OBJECTIVE
Copy the material that follows word for word and omit its pictures.
>> BEGIN MATERIAL FOR THIS TASK
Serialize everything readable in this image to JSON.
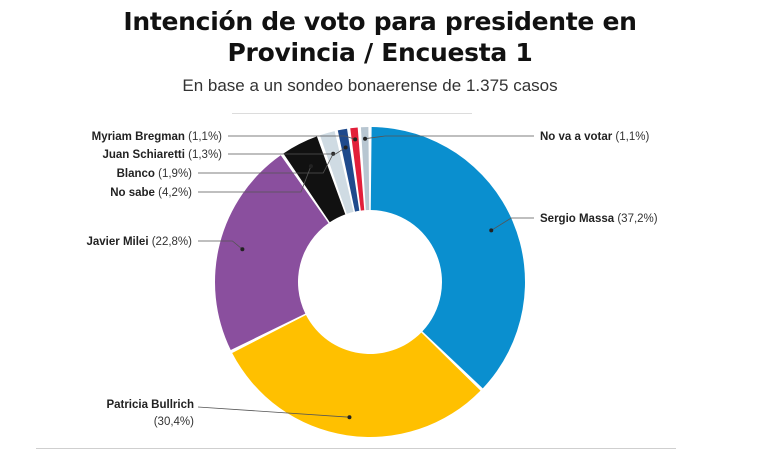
{
  "header": {
    "title_line1": "Intención de voto para presidente en",
    "title_line2": "Provincia / Encuesta 1",
    "subtitle": "En base a un sondeo bonaerense de 1.375 casos"
  },
  "chart_data": {
    "type": "pie",
    "variant": "donut",
    "title": "Intención de voto para presidente en Provincia / Encuesta 1",
    "subtitle": "En base a un sondeo bonaerense de 1.375 casos",
    "unit": "%",
    "slices": [
      {
        "name": "Sergio Massa",
        "value": 37.2,
        "label": "(37,2%)",
        "color": "#0a8fcf"
      },
      {
        "name": "Patricia Bullrich",
        "value": 30.4,
        "label": "(30,4%)",
        "color": "#ffc000"
      },
      {
        "name": "Javier Milei",
        "value": 22.8,
        "label": "(22,8%)",
        "color": "#8a4f9e"
      },
      {
        "name": "No sabe",
        "value": 4.2,
        "label": "(4,2%)",
        "color": "#111111"
      },
      {
        "name": "Blanco",
        "value": 1.9,
        "label": "(1,9%)",
        "color": "#cfdbe3"
      },
      {
        "name": "Juan Schiaretti",
        "value": 1.3,
        "label": "(1,3%)",
        "color": "#1f4a8c"
      },
      {
        "name": "Myriam Bregman",
        "value": 1.1,
        "label": "(1,1%)",
        "color": "#e21f3a"
      },
      {
        "name": "No va a votar",
        "value": 1.1,
        "label": "(1,1%)",
        "color": "#b8c6d1"
      }
    ]
  }
}
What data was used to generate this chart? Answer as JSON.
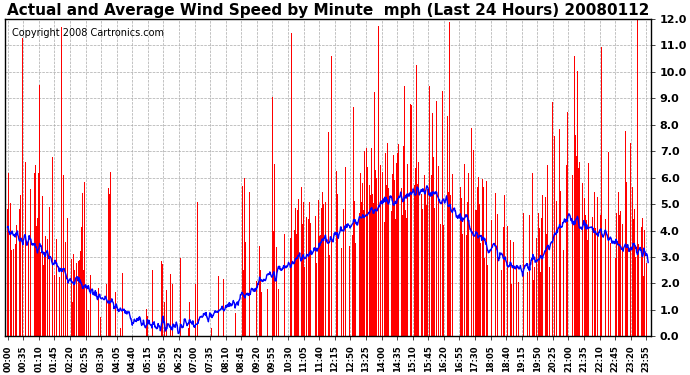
>> END MATERIAL FOR THIS TASK
RESPONSE
Serialize everything readable in this image to JSON.
{
  "header": {
    "title_line1": "Intención de voto para presidente en",
    "title_line2": "Provincia / Encuesta 1",
    "subtitle": "En base a un sondeo bonaerense de 1.375 casos"
  },
  "chart_data": {
    "type": "pie",
    "variant": "donut",
    "title": "Intención de voto para presidente en Provincia / Encuesta 1",
    "subtitle": "En base a un sondeo bonaerense de 1.375 casos",
    "unit": "%",
    "slices": [
      {
        "name": "Sergio Massa",
        "value": 37.2,
        "label": "(37,2%)",
        "color": "#0a8fcf"
      },
      {
        "name": "Patricia Bullrich",
        "value": 30.4,
        "label": "(30,4%)",
        "color": "#ffc000"
      },
      {
        "name": "Javier Milei",
        "value": 22.8,
        "label": "(22,8%)",
        "color": "#8a4f9e"
      },
      {
        "name": "No sabe",
        "value": 4.2,
        "label": "(4,2%)",
        "color": "#111111"
      },
      {
        "name": "Blanco",
        "value": 1.9,
        "label": "(1,9%)",
        "color": "#cfdbe3"
      },
      {
        "name": "Juan Schiaretti",
        "value": 1.3,
        "label": "(1,3%)",
        "color": "#1f4a8c"
      },
      {
        "name": "Myriam Bregman",
        "value": 1.1,
        "label": "(1,1%)",
        "color": "#e21f3a"
      },
      {
        "name": "No va a votar",
        "value": 1.1,
        "label": "(1,1%)",
        "color": "#b8c6d1"
      }
    ]
  }
}
What data was used to generate this chart? Answer as JSON.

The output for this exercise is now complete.